__OBJECTIVE__
Print the data exactly, leaving nothing out.

++++ ENTRIES PROVIDED

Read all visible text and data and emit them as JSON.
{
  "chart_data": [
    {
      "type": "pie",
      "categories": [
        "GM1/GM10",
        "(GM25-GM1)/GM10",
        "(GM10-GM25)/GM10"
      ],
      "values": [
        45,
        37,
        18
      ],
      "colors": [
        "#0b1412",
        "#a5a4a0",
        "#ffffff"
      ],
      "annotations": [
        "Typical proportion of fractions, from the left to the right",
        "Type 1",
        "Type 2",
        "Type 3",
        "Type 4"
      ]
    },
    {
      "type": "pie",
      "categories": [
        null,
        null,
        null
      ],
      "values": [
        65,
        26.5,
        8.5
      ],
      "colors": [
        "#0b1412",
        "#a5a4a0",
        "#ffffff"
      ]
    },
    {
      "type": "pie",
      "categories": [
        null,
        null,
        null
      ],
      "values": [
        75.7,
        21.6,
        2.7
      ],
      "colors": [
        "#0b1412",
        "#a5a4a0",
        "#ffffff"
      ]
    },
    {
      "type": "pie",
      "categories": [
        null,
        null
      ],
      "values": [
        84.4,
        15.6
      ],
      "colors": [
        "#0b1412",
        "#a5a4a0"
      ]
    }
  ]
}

++++++++

__TASK ANSWER__
Read all visible text and data and emit them as JSON.
{
  "chart_data": [
    {
      "type": "pie",
      "categories": [
        "GM1/GM10",
        "(GM25-GM1)/GM10",
        "(GM10-GM25)/GM10"
      ],
      "values": [
        45,
        37,
        18
      ],
      "colors": [
        "#0b1412",
        "#a5a4a0",
        "#ffffff"
      ],
      "annotations": [
        "Typical proportion of fractions, from the left to the right",
        "Type 1",
        "Type 2",
        "Type 3",
        "Type 4"
      ]
    },
    {
      "type": "pie",
      "categories": [
        null,
        null,
        null
      ],
      "values": [
        65,
        26.5,
        8.5
      ],
      "colors": [
        "#0b1412",
        "#a5a4a0",
        "#ffffff"
      ]
    },
    {
      "type": "pie",
      "categories": [
        null,
        null,
        null
      ],
      "values": [
        75.7,
        21.6,
        2.7
      ],
      "colors": [
        "#0b1412",
        "#a5a4a0",
        "#ffffff"
      ]
    },
    {
      "type": "pie",
      "categories": [
        null,
        null
      ],
      "values": [
        84.4,
        15.6
      ],
      "colors": [
        "#0b1412",
        "#a5a4a0"
      ]
    }
  ]
}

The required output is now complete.